start
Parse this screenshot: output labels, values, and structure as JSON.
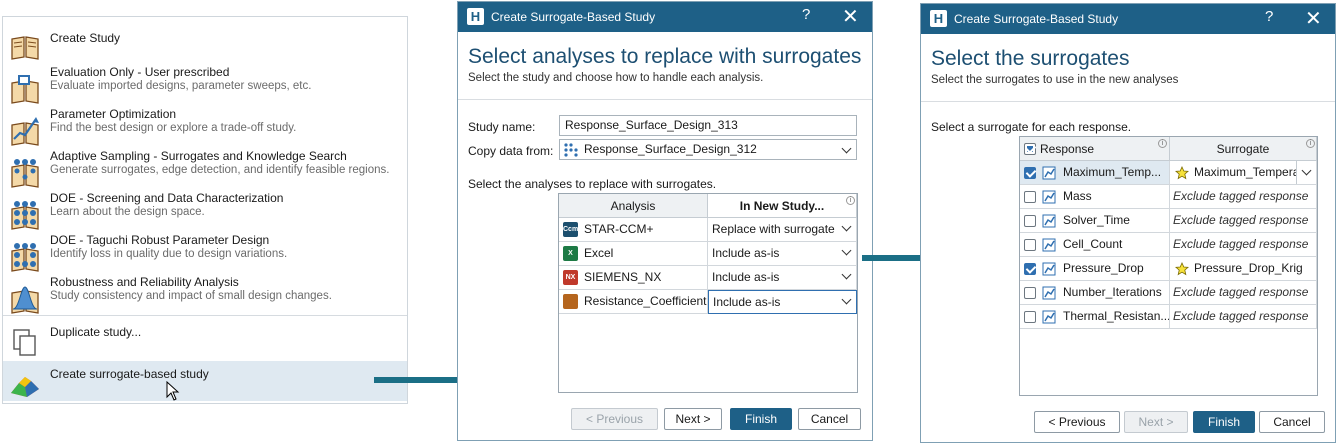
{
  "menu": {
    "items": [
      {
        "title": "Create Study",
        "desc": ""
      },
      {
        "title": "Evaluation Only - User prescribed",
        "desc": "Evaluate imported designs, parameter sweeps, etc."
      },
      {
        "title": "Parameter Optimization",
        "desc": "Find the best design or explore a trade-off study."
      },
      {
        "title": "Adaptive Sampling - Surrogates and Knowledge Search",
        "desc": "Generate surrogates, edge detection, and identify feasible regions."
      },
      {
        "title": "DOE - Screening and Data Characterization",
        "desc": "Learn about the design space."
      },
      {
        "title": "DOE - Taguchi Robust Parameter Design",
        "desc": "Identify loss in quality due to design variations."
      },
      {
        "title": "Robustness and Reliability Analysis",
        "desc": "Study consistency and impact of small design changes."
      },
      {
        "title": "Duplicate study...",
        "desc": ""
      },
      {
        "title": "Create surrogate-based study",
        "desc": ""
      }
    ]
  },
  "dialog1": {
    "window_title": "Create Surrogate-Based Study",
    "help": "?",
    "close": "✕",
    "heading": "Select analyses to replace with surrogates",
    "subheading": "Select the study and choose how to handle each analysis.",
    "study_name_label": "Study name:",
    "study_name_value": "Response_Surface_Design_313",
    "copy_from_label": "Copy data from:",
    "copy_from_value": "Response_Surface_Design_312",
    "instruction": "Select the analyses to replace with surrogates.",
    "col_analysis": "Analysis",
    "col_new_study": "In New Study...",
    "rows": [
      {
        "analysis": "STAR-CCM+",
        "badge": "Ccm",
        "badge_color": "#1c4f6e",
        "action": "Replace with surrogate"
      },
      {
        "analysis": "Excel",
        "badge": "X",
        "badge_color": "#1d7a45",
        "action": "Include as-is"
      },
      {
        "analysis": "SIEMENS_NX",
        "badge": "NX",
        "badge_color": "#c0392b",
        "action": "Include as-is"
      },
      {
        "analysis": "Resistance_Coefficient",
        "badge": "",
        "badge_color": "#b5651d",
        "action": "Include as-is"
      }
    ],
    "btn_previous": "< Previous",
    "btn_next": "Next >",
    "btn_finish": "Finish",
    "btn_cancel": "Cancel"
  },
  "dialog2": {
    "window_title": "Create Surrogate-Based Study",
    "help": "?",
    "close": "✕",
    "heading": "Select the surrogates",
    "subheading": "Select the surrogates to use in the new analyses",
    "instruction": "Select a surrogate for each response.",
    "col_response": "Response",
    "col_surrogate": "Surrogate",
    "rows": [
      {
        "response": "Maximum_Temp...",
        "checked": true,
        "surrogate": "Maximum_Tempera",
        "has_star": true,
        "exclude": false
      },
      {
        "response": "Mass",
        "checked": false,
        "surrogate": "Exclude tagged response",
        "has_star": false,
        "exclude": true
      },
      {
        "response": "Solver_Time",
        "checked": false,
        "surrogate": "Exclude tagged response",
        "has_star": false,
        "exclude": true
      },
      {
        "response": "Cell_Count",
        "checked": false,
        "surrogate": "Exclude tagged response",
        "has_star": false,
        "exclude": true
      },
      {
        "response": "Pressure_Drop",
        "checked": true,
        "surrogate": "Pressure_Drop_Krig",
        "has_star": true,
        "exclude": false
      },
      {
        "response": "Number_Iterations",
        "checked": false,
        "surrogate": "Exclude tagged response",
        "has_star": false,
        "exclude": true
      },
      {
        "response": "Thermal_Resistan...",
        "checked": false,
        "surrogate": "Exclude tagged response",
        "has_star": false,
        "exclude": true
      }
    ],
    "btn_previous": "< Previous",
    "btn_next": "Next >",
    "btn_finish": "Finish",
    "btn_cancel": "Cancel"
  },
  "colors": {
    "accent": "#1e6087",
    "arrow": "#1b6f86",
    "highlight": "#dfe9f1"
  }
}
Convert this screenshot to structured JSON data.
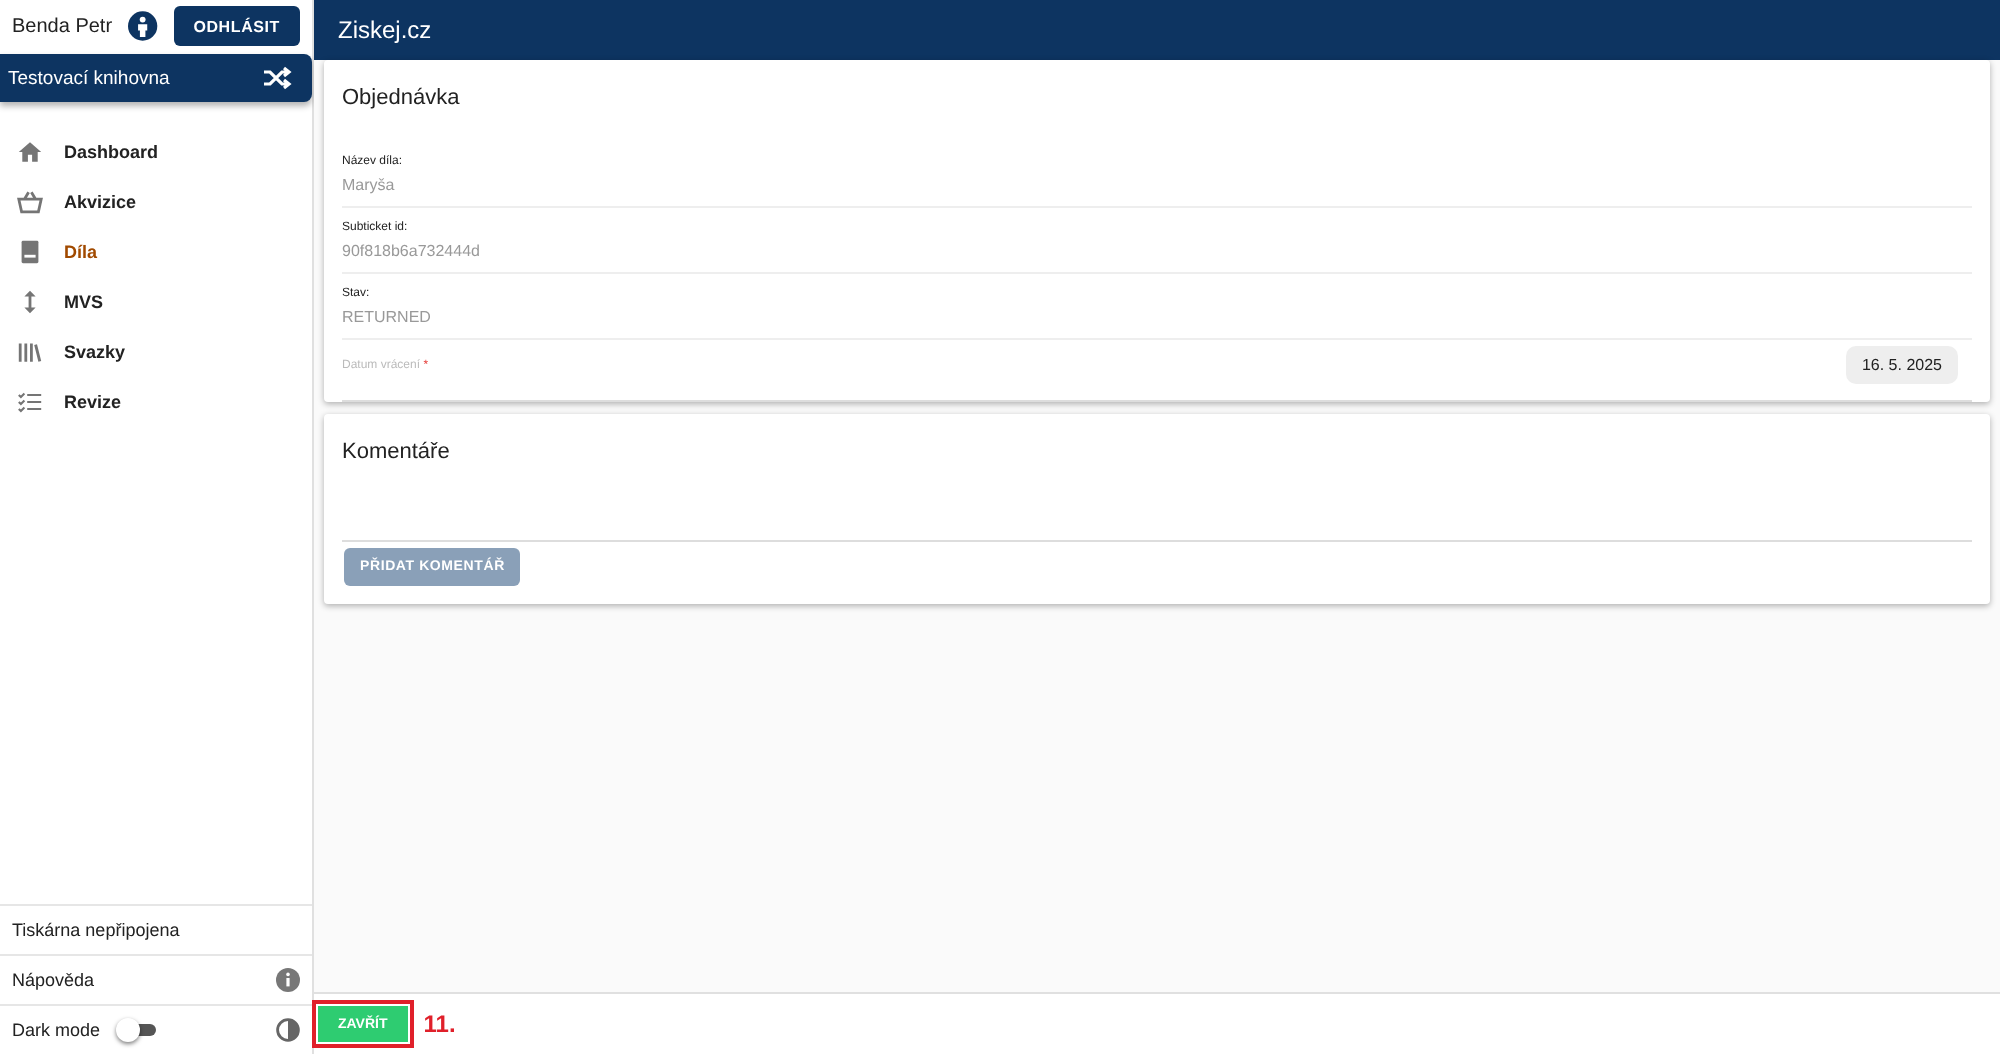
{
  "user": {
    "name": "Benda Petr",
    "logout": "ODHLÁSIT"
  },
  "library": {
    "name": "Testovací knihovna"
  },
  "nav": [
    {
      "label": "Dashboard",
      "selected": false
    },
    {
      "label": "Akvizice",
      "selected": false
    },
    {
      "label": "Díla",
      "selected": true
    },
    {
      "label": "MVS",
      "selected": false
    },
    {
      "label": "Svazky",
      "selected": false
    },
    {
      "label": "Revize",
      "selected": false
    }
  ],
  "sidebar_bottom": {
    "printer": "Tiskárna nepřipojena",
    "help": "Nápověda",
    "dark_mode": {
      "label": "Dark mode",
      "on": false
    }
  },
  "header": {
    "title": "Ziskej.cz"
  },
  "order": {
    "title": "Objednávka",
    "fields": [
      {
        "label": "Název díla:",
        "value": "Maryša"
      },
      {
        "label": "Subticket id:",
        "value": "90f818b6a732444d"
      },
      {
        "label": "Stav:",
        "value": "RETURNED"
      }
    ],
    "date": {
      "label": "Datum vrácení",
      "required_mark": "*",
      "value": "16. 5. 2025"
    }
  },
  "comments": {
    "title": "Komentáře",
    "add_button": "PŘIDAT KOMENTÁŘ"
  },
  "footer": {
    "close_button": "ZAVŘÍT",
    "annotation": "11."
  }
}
end
start
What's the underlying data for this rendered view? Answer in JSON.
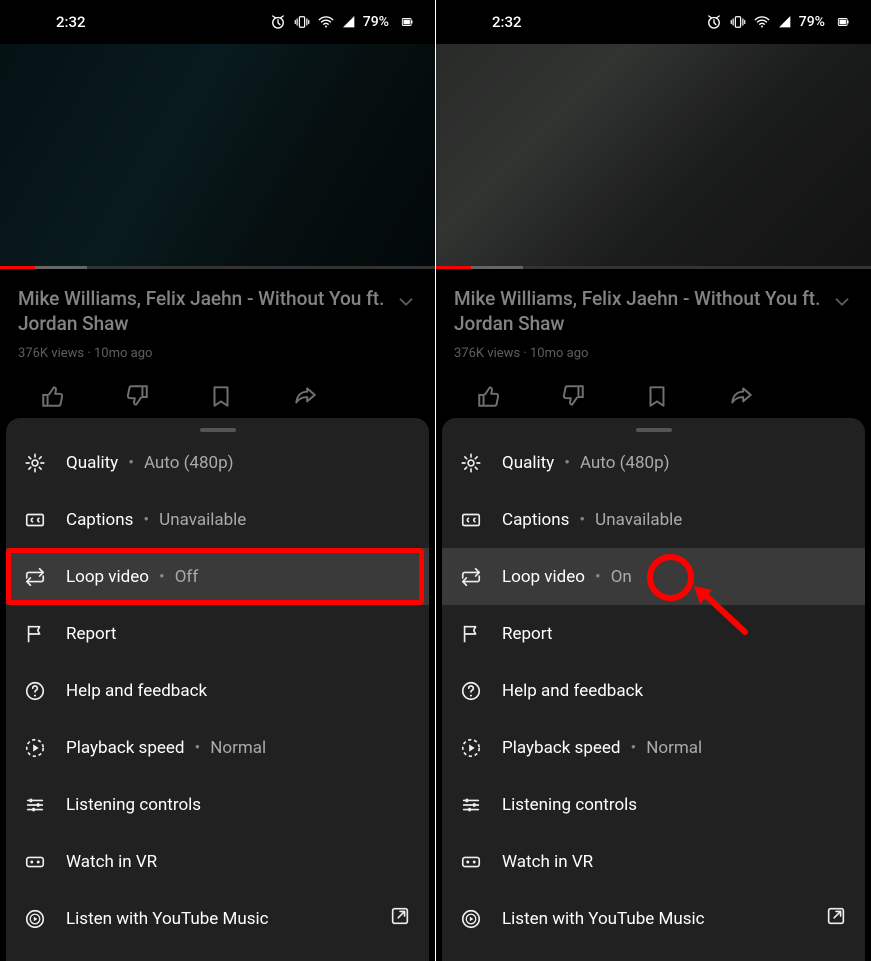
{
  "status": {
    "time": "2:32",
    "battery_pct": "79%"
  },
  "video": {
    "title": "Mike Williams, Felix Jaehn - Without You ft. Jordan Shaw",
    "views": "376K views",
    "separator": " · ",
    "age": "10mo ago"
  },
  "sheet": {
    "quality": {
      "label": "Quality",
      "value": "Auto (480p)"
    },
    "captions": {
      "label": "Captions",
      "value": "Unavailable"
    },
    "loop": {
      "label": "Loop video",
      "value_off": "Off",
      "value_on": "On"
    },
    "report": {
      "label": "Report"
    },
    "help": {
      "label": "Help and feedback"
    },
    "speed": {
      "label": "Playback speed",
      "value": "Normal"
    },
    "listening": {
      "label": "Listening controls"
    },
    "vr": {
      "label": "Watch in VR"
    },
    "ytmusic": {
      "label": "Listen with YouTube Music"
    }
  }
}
end
◆ Do this ◆
Every line containing the string "screenshot" must be listed.

◆ Worked solution ◆
Parse this screenshot: output labels, values, and structure as JSON.
Convert this screenshot to structured JSON data.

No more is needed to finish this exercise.